▸ **Your instructions**:
Write out all the material exactly. Leave nothing out.

▸ **Extracted material**:
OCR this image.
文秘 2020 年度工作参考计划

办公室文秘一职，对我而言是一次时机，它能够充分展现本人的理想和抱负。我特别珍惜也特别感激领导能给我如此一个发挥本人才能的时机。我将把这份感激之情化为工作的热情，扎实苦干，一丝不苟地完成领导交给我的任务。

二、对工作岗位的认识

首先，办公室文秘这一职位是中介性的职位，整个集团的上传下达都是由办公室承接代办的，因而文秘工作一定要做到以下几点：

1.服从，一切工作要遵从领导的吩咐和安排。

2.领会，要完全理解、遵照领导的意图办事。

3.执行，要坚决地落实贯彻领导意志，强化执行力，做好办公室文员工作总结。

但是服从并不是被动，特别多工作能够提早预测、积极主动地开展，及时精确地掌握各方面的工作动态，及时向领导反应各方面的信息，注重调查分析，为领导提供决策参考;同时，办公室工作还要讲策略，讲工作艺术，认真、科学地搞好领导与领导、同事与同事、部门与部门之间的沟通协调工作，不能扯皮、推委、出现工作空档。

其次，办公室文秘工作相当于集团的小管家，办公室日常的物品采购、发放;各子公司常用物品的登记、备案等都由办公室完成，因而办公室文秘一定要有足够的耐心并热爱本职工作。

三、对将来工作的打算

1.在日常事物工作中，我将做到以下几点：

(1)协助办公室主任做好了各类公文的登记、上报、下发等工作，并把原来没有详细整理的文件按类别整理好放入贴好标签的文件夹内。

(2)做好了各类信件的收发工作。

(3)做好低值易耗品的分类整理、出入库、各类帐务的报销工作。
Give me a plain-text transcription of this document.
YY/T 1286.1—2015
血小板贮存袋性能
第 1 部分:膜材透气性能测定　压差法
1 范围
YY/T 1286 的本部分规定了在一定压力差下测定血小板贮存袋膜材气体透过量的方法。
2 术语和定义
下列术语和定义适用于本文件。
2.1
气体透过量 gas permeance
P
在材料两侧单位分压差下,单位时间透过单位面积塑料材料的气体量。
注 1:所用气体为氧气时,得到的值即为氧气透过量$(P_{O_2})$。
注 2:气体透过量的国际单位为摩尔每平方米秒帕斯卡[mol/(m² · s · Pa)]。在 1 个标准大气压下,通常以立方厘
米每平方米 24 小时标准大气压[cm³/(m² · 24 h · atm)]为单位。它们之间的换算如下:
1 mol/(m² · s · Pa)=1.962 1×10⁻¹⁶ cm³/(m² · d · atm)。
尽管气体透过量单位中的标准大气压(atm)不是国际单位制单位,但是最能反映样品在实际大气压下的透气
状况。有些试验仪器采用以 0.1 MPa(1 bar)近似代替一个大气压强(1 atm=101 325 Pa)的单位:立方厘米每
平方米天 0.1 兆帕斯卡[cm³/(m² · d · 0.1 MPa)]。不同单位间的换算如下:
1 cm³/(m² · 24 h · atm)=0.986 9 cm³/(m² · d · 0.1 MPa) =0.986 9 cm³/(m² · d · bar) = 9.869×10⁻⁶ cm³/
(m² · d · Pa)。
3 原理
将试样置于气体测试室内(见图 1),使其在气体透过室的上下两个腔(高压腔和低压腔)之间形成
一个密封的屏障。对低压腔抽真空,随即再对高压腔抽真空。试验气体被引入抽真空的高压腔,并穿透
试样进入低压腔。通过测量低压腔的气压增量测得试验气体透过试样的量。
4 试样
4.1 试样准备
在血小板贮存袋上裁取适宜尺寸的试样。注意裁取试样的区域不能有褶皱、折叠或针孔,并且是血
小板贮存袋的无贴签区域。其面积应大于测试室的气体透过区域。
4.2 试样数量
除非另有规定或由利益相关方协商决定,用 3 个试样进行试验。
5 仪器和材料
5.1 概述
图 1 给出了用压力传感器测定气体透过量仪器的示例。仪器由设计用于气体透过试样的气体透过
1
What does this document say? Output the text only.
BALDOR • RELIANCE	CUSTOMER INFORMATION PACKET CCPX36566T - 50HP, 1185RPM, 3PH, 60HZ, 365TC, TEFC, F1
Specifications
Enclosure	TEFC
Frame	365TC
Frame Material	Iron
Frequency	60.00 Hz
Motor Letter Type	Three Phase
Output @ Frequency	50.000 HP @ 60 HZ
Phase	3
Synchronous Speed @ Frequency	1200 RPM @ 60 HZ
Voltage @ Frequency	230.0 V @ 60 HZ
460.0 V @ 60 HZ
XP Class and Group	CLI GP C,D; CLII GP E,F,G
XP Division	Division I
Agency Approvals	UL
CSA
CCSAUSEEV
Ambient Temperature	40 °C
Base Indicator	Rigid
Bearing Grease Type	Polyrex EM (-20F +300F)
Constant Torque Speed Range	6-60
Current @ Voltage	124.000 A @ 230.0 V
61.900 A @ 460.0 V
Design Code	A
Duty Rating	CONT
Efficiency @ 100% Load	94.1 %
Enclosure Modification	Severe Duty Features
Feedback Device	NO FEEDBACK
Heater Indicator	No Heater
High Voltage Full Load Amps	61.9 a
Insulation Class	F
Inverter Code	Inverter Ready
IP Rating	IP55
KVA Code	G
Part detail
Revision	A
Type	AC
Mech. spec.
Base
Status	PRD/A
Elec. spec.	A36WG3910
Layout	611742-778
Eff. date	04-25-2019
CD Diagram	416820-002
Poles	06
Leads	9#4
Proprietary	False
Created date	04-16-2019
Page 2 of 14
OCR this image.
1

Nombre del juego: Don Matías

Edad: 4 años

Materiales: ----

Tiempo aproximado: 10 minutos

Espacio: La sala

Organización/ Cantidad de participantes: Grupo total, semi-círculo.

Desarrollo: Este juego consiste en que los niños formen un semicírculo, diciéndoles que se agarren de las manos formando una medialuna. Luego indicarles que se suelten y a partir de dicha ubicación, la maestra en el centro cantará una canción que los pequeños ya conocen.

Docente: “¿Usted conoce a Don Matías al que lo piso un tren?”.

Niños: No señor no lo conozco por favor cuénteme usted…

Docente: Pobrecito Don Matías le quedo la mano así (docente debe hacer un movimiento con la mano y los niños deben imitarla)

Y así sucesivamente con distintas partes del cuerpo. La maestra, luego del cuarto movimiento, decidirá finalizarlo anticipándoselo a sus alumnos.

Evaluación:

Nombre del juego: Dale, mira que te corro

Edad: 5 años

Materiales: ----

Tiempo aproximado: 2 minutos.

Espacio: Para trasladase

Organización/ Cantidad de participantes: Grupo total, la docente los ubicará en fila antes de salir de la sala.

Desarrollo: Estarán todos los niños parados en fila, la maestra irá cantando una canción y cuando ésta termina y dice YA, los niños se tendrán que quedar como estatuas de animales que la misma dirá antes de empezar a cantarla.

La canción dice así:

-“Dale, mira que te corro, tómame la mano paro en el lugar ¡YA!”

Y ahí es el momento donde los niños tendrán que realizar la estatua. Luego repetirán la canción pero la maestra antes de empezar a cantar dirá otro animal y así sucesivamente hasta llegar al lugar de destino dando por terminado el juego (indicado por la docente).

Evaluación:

▸ **Completed exercise**:
OCR this image.
文秘 2020 年度工作参考计划

办公室文秘一职，对我而言是一次时机，它能够充分展现本人的理想和抱负。我特别珍惜也特别感激领导能给我如此一个发挥本人才能的时机。我将把这份感激之情化为工作的热情，扎实苦干，一丝不苟地完成领导交给我的任务。

二、对工作岗位的认识

首先，办公室文秘这一职位是中介性的职位，整个集团的上传下达都是由办公室承接代办的，因而文秘工作一定要做到以下几点：

1.服从，一切工作要遵从领导的吩咐和安排。

2.领会，要完全理解、遵照领导的意图办事。

3.执行，要坚决地落实贯彻领导意志，强化执行力，做好办公室文员工作总结。

但是服从并不是被动，特别多工作能够提早预测、积极主动地开展，及时精确地掌握各方面的工作动态，及时向领导反应各方面的信息，注重调查分析，为领导提供决策参考;同时，办公室工作还要讲策略，讲工作艺术，认真、科学地搞好领导与领导、同事与同事、部门与部门之间的沟通协调工作，不能扯皮、推委、出现工作空档。

其次，办公室文秘工作相当于集团的小管家，办公室日常的物品采购、发放;各子公司常用物品的登记、备案等都由办公室完成，因而办公室文秘一定要有足够的耐心并热爱本职工作。

三、对将来工作的打算

1.在日常事物工作中，我将做到以下几点：

(1)协助办公室主任做好了各类公文的登记、上报、下发等工作，并把原来没有详细整理的文件按类别整理好放入贴好标签的文件夹内。

(2)做好了各类信件的收发工作。

(3)做好低值易耗品的分类整理、出入库、各类帐务的报销工作。
Give me a plain-text transcription of this document.
YY/T 1286.1—2015
血小板贮存袋性能
第 1 部分:膜材透气性能测定　压差法
1 范围
YY/T 1286 的本部分规定了在一定压力差下测定血小板贮存袋膜材气体透过量的方法。
2 术语和定义
下列术语和定义适用于本文件。
2.1
气体透过量 gas permeance
P
在材料两侧单位分压差下,单位时间透过单位面积塑料材料的气体量。
注 1:所用气体为氧气时,得到的值即为氧气透过量$(P_{O_2})$。
注 2:气体透过量的国际单位为摩尔每平方米秒帕斯卡[mol/(m² · s · Pa)]。在 1 个标准大气压下,通常以立方厘
米每平方米 24 小时标准大气压[cm³/(m² · 24 h · atm)]为单位。它们之间的换算如下:
1 mol/(m² · s · Pa)=1.962 1×10⁻¹⁶ cm³/(m² · d · atm)。
尽管气体透过量单位中的标准大气压(atm)不是国际单位制单位,但是最能反映样品在实际大气压下的透气
状况。有些试验仪器采用以 0.1 MPa(1 bar)近似代替一个大气压强(1 atm=101 325 Pa)的单位:立方厘米每
平方米天 0.1 兆帕斯卡[cm³/(m² · d · 0.1 MPa)]。不同单位间的换算如下:
1 cm³/(m² · 24 h · atm)=0.986 9 cm³/(m² · d · 0.1 MPa) =0.986 9 cm³/(m² · d · bar) = 9.869×10⁻⁶ cm³/
(m² · d · Pa)。
3 原理
将试样置于气体测试室内(见图 1),使其在气体透过室的上下两个腔(高压腔和低压腔)之间形成
一个密封的屏障。对低压腔抽真空,随即再对高压腔抽真空。试验气体被引入抽真空的高压腔,并穿透
试样进入低压腔。通过测量低压腔的气压增量测得试验气体透过试样的量。
4 试样
4.1 试样准备
在血小板贮存袋上裁取适宜尺寸的试样。注意裁取试样的区域不能有褶皱、折叠或针孔,并且是血
小板贮存袋的无贴签区域。其面积应大于测试室的气体透过区域。
4.2 试样数量
除非另有规定或由利益相关方协商决定,用 3 个试样进行试验。
5 仪器和材料
5.1 概述
图 1 给出了用压力传感器测定气体透过量仪器的示例。仪器由设计用于气体透过试样的气体透过
1
What does this document say? Output the text only.
BALDOR • RELIANCE	CUSTOMER INFORMATION PACKET CCPX36566T - 50HP, 1185RPM, 3PH, 60HZ, 365TC, TEFC, F1
Specifications
Enclosure	TEFC
Frame	365TC
Frame Material	Iron
Frequency	60.00 Hz
Motor Letter Type	Three Phase
Output @ Frequency	50.000 HP @ 60 HZ
Phase	3
Synchronous Speed @ Frequency	1200 RPM @ 60 HZ
Voltage @ Frequency	230.0 V @ 60 HZ
460.0 V @ 60 HZ
XP Class and Group	CLI GP C,D; CLII GP E,F,G
XP Division	Division I
Agency Approvals	UL
CSA
CCSAUSEEV
Ambient Temperature	40 °C
Base Indicator	Rigid
Bearing Grease Type	Polyrex EM (-20F +300F)
Constant Torque Speed Range	6-60
Current @ Voltage	124.000 A @ 230.0 V
61.900 A @ 460.0 V
Design Code	A
Duty Rating	CONT
Efficiency @ 100% Load	94.1 %
Enclosure Modification	Severe Duty Features
Feedback Device	NO FEEDBACK
Heater Indicator	No Heater
High Voltage Full Load Amps	61.9 a
Insulation Class	F
Inverter Code	Inverter Ready
IP Rating	IP55
KVA Code	G
Part detail
Revision	A
Type	AC
Mech. spec.
Base
Status	PRD/A
Elec. spec.	A36WG3910
Layout	611742-778
Eff. date	04-25-2019
CD Diagram	416820-002
Poles	06
Leads	9#4
Proprietary	False
Created date	04-16-2019
Page 2 of 14
OCR this image.
1

Nombre del juego: Don Matías

Edad: 4 años

Materiales: ----

Tiempo aproximado: 10 minutos

Espacio: La sala

Organización/ Cantidad de participantes: Grupo total, semi-círculo.

Desarrollo: Este juego consiste en que los niños formen un semicírculo, diciéndoles que se agarren de las manos formando una medialuna. Luego indicarles que se suelten y a partir de dicha ubicación, la maestra en el centro cantará una canción que los pequeños ya conocen.

Docente: “¿Usted conoce a Don Matías al que lo piso un tren?”.

Niños: No señor no lo conozco por favor cuénteme usted…

Docente: Pobrecito Don Matías le quedo la mano así (docente debe hacer un movimiento con la mano y los niños deben imitarla)

Y así sucesivamente con distintas partes del cuerpo. La maestra, luego del cuarto movimiento, decidirá finalizarlo anticipándoselo a sus alumnos.

Evaluación:

Nombre del juego: Dale, mira que te corro

Edad: 5 años

Materiales: ----

Tiempo aproximado: 2 minutos.

Espacio: Para trasladase

Organización/ Cantidad de participantes: Grupo total, la docente los ubicará en fila antes de salir de la sala.

Desarrollo: Estarán todos los niños parados en fila, la maestra irá cantando una canción y cuando ésta termina y dice YA, los niños se tendrán que quedar como estatuas de animales que la misma dirá antes de empezar a cantarla.

La canción dice así:

-“Dale, mira que te corro, tómame la mano paro en el lugar ¡YA!”

Y ahí es el momento donde los niños tendrán que realizar la estatua. Luego repetirán la canción pero la maestra antes de empezar a cantar dirá otro animal y así sucesivamente hasta llegar al lugar de destino dando por terminado el juego (indicado por la docente).

Evaluación:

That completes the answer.